Goal of the exercise
Each record needs to be echoed exactly; can you do that?
Information supplied Start Marker
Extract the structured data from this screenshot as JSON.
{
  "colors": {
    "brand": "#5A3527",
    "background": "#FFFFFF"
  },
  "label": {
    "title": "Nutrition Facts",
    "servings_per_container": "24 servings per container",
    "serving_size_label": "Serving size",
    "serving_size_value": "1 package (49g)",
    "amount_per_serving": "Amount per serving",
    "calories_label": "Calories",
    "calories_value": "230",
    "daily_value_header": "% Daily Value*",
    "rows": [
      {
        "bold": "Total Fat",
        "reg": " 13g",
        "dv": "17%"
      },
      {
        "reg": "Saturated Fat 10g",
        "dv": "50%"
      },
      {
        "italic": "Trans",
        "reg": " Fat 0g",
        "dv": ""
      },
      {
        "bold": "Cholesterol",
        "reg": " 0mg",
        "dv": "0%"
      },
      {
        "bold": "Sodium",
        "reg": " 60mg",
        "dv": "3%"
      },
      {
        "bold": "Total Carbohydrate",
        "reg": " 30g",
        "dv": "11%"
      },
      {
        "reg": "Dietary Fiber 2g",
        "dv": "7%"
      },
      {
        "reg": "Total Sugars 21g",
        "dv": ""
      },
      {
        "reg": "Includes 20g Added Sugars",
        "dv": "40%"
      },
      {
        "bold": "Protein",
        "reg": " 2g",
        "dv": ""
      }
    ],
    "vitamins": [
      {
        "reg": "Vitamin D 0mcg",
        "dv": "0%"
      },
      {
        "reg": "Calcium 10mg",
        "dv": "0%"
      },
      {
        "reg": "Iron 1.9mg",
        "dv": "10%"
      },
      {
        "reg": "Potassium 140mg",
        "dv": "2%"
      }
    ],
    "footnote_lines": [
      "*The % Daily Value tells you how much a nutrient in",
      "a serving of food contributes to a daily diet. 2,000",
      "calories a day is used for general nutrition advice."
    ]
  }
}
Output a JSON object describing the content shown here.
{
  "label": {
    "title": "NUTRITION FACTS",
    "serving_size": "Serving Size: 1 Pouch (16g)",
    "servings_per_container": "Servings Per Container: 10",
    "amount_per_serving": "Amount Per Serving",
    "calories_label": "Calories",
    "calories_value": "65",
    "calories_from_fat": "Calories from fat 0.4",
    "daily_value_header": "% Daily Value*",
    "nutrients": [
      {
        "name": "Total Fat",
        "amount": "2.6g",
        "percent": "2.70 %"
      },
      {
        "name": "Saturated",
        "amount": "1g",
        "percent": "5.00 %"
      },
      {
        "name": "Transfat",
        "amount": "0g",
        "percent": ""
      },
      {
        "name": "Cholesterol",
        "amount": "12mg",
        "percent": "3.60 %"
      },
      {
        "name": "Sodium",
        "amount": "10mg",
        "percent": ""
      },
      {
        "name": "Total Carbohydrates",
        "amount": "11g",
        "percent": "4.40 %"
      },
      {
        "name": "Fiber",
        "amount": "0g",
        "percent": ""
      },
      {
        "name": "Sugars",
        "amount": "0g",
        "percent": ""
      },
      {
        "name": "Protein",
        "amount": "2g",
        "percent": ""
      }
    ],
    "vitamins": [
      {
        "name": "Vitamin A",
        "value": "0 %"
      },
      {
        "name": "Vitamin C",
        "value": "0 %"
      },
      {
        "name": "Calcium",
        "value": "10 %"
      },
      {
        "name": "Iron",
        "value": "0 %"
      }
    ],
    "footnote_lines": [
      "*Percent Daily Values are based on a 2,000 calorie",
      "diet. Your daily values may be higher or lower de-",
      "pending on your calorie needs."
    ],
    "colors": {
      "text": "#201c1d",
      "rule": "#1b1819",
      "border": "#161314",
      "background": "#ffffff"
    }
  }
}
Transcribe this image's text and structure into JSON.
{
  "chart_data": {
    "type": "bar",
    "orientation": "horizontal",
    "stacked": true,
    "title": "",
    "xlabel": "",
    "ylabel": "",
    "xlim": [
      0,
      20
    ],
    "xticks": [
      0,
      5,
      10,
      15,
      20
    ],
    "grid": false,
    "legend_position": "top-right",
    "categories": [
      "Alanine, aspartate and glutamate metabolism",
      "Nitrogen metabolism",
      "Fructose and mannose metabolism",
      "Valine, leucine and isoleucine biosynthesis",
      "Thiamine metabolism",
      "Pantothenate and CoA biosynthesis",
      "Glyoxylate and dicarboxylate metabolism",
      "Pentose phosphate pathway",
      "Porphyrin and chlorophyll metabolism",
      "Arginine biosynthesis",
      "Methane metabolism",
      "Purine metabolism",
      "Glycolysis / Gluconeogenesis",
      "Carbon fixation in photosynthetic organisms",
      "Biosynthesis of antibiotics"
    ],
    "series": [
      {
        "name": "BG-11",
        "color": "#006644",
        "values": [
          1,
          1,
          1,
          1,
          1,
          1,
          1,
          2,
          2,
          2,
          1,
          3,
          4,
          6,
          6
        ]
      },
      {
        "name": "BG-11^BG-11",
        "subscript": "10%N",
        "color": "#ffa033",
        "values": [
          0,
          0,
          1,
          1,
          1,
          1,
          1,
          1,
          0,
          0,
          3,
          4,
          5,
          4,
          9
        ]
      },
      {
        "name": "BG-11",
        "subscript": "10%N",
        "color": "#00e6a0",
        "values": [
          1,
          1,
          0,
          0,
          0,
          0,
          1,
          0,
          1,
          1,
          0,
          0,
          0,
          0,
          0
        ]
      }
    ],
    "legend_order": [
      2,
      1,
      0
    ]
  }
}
Information supplied End Marker
Task response
Extract the structured data from this screenshot as JSON.
{
  "colors": {
    "brand": "#5A3527",
    "background": "#FFFFFF"
  },
  "label": {
    "title": "Nutrition Facts",
    "servings_per_container": "24 servings per container",
    "serving_size_label": "Serving size",
    "serving_size_value": "1 package (49g)",
    "amount_per_serving": "Amount per serving",
    "calories_label": "Calories",
    "calories_value": "230",
    "daily_value_header": "% Daily Value*",
    "rows": [
      {
        "bold": "Total Fat",
        "reg": " 13g",
        "dv": "17%"
      },
      {
        "reg": "Saturated Fat 10g",
        "dv": "50%"
      },
      {
        "italic": "Trans",
        "reg": " Fat 0g",
        "dv": ""
      },
      {
        "bold": "Cholesterol",
        "reg": " 0mg",
        "dv": "0%"
      },
      {
        "bold": "Sodium",
        "reg": " 60mg",
        "dv": "3%"
      },
      {
        "bold": "Total Carbohydrate",
        "reg": " 30g",
        "dv": "11%"
      },
      {
        "reg": "Dietary Fiber 2g",
        "dv": "7%"
      },
      {
        "reg": "Total Sugars 21g",
        "dv": ""
      },
      {
        "reg": "Includes 20g Added Sugars",
        "dv": "40%"
      },
      {
        "bold": "Protein",
        "reg": " 2g",
        "dv": ""
      }
    ],
    "vitamins": [
      {
        "reg": "Vitamin D 0mcg",
        "dv": "0%"
      },
      {
        "reg": "Calcium 10mg",
        "dv": "0%"
      },
      {
        "reg": "Iron 1.9mg",
        "dv": "10%"
      },
      {
        "reg": "Potassium 140mg",
        "dv": "2%"
      }
    ],
    "footnote_lines": [
      "*The % Daily Value tells you how much a nutrient in",
      "a serving of food contributes to a daily diet. 2,000",
      "calories a day is used for general nutrition advice."
    ]
  }
}
Output a JSON object describing the content shown here.
{
  "label": {
    "title": "NUTRITION FACTS",
    "serving_size": "Serving Size: 1 Pouch (16g)",
    "servings_per_container": "Servings Per Container: 10",
    "amount_per_serving": "Amount Per Serving",
    "calories_label": "Calories",
    "calories_value": "65",
    "calories_from_fat": "Calories from fat 0.4",
    "daily_value_header": "% Daily Value*",
    "nutrients": [
      {
        "name": "Total Fat",
        "amount": "2.6g",
        "percent": "2.70 %"
      },
      {
        "name": "Saturated",
        "amount": "1g",
        "percent": "5.00 %"
      },
      {
        "name": "Transfat",
        "amount": "0g",
        "percent": ""
      },
      {
        "name": "Cholesterol",
        "amount": "12mg",
        "percent": "3.60 %"
      },
      {
        "name": "Sodium",
        "amount": "10mg",
        "percent": ""
      },
      {
        "name": "Total Carbohydrates",
        "amount": "11g",
        "percent": "4.40 %"
      },
      {
        "name": "Fiber",
        "amount": "0g",
        "percent": ""
      },
      {
        "name": "Sugars",
        "amount": "0g",
        "percent": ""
      },
      {
        "name": "Protein",
        "amount": "2g",
        "percent": ""
      }
    ],
    "vitamins": [
      {
        "name": "Vitamin A",
        "value": "0 %"
      },
      {
        "name": "Vitamin C",
        "value": "0 %"
      },
      {
        "name": "Calcium",
        "value": "10 %"
      },
      {
        "name": "Iron",
        "value": "0 %"
      }
    ],
    "footnote_lines": [
      "*Percent Daily Values are based on a 2,000 calorie",
      "diet. Your daily values may be higher or lower de-",
      "pending on your calorie needs."
    ],
    "colors": {
      "text": "#201c1d",
      "rule": "#1b1819",
      "border": "#161314",
      "background": "#ffffff"
    }
  }
}
Transcribe this image's text and structure into JSON.
{
  "chart_data": {
    "type": "bar",
    "orientation": "horizontal",
    "stacked": true,
    "title": "",
    "xlabel": "",
    "ylabel": "",
    "xlim": [
      0,
      20
    ],
    "xticks": [
      0,
      5,
      10,
      15,
      20
    ],
    "grid": false,
    "legend_position": "top-right",
    "categories": [
      "Alanine, aspartate and glutamate metabolism",
      "Nitrogen metabolism",
      "Fructose and mannose metabolism",
      "Valine, leucine and isoleucine biosynthesis",
      "Thiamine metabolism",
      "Pantothenate and CoA biosynthesis",
      "Glyoxylate and dicarboxylate metabolism",
      "Pentose phosphate pathway",
      "Porphyrin and chlorophyll metabolism",
      "Arginine biosynthesis",
      "Methane metabolism",
      "Purine metabolism",
      "Glycolysis / Gluconeogenesis",
      "Carbon fixation in photosynthetic organisms",
      "Biosynthesis of antibiotics"
    ],
    "series": [
      {
        "name": "BG-11",
        "color": "#006644",
        "values": [
          1,
          1,
          1,
          1,
          1,
          1,
          1,
          2,
          2,
          2,
          1,
          3,
          4,
          6,
          6
        ]
      },
      {
        "name": "BG-11^BG-11",
        "subscript": "10%N",
        "color": "#ffa033",
        "values": [
          0,
          0,
          1,
          1,
          1,
          1,
          1,
          1,
          0,
          0,
          3,
          4,
          5,
          4,
          9
        ]
      },
      {
        "name": "BG-11",
        "subscript": "10%N",
        "color": "#00e6a0",
        "values": [
          1,
          1,
          0,
          0,
          0,
          0,
          1,
          0,
          1,
          1,
          0,
          0,
          0,
          0,
          0
        ]
      }
    ],
    "legend_order": [
      2,
      1,
      0
    ]
  }
}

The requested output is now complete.